- [Short problem] Scan the records below. List lines holding "Gomes".

((

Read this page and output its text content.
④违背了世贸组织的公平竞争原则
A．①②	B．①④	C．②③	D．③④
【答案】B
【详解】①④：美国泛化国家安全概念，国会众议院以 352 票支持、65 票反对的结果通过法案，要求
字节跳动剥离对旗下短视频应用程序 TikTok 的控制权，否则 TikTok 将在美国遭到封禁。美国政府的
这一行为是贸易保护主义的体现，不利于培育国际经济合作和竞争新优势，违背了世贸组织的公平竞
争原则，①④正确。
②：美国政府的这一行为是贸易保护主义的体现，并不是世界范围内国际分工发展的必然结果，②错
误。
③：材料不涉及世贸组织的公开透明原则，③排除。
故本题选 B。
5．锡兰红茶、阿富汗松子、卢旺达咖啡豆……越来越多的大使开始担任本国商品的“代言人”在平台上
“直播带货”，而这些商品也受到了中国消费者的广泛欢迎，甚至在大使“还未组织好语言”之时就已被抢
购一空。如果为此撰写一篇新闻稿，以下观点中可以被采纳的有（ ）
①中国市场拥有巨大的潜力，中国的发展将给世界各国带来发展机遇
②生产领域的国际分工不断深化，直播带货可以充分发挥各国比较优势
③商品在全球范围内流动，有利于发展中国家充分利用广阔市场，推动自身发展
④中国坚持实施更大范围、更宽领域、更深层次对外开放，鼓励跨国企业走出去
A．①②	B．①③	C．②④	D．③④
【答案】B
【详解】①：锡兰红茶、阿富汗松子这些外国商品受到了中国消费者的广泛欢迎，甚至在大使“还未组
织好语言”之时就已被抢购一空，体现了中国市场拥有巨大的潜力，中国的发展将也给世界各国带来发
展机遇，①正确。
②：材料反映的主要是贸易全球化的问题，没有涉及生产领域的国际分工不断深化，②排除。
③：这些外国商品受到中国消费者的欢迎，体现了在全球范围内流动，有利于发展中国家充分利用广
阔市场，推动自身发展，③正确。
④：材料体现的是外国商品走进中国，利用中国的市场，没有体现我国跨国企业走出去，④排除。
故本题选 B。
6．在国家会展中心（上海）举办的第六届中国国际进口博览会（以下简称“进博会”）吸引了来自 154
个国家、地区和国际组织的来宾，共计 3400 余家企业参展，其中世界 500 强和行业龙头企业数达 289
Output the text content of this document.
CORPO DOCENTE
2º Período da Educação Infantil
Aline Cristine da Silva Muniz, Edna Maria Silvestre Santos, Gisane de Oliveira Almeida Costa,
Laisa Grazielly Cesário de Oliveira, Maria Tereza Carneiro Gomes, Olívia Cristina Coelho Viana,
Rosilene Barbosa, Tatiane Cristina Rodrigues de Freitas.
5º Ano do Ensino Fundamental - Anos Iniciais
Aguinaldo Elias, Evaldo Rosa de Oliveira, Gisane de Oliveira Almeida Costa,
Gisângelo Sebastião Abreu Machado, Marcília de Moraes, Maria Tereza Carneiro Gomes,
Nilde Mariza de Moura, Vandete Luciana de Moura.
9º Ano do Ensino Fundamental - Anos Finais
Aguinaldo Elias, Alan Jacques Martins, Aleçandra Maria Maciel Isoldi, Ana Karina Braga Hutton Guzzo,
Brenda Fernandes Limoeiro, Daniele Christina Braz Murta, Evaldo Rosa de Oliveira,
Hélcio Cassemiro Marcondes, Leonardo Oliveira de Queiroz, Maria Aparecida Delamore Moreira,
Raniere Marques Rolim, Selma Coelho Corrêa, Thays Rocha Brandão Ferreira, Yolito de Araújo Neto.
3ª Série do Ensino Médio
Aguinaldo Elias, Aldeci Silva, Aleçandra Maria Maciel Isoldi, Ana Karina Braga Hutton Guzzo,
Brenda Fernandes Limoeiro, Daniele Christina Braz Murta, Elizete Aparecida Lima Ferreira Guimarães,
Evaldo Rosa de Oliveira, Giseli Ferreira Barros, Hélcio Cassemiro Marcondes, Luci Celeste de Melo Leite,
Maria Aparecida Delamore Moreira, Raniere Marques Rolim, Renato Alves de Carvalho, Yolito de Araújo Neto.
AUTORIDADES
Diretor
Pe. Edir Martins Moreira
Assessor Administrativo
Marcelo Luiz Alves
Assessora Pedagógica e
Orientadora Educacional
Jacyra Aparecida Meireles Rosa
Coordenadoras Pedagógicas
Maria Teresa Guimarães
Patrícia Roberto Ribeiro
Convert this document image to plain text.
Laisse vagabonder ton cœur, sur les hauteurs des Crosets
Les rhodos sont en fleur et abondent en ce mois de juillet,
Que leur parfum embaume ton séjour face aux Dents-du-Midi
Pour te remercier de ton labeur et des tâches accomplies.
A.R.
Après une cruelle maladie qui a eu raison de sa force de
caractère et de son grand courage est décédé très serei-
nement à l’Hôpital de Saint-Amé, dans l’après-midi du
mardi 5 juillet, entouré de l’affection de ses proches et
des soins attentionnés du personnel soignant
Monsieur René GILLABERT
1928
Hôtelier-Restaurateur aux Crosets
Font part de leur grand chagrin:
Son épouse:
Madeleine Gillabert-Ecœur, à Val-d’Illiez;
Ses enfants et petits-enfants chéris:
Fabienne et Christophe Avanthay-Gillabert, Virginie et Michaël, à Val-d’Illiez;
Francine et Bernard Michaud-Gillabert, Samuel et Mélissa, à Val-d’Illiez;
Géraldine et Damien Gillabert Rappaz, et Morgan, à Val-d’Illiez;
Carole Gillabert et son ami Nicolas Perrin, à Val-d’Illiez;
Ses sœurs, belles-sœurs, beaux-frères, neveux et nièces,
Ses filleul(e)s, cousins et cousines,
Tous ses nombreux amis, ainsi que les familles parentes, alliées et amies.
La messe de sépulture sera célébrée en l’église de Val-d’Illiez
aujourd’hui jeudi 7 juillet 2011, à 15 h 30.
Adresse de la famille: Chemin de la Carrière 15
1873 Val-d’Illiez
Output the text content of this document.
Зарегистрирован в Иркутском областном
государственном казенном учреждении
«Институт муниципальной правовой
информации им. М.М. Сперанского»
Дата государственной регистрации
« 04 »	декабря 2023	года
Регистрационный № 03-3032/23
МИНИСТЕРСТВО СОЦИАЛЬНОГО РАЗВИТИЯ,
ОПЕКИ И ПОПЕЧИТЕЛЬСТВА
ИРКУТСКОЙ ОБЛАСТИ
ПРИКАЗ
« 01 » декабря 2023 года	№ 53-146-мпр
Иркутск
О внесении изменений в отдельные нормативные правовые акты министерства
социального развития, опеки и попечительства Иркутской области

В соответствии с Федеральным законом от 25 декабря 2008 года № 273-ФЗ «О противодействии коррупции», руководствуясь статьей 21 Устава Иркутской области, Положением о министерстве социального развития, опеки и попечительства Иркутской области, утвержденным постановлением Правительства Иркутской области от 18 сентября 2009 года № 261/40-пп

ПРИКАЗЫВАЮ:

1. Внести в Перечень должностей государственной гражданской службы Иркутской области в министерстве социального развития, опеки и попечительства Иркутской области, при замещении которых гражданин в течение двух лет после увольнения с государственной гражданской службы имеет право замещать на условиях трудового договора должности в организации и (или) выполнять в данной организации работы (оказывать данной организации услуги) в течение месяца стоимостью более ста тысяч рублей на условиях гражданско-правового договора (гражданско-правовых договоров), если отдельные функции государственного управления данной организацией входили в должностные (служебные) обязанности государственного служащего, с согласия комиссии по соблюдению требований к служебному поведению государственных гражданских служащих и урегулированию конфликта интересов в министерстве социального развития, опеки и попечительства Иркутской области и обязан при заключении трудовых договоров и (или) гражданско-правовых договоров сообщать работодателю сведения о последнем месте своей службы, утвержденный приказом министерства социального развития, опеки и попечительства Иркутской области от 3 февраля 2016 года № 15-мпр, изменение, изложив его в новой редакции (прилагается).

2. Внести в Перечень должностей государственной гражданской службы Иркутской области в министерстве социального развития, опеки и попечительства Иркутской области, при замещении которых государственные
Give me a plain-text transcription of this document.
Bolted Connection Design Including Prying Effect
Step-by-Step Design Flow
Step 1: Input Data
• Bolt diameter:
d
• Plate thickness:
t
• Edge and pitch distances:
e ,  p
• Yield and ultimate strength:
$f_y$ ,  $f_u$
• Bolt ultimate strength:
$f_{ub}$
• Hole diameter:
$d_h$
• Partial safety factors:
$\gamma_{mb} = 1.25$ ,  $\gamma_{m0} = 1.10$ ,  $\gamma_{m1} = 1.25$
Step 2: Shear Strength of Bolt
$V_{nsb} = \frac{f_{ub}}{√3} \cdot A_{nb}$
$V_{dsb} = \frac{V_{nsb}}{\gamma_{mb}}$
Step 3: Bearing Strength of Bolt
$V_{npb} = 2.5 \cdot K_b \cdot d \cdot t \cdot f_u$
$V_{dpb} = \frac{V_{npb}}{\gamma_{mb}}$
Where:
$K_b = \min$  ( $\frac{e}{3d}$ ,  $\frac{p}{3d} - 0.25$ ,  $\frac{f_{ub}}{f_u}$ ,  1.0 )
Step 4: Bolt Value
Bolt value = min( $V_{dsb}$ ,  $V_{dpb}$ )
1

))

- [Written answer]
Laisa Grazielly Cesário de Oliveira, Maria Tereza Carneiro Gomes, Olívia Cristina Coelho Viana,
Gisângelo Sebastião Abreu Machado, Marcília de Moraes, Maria Tereza Carneiro Gomes,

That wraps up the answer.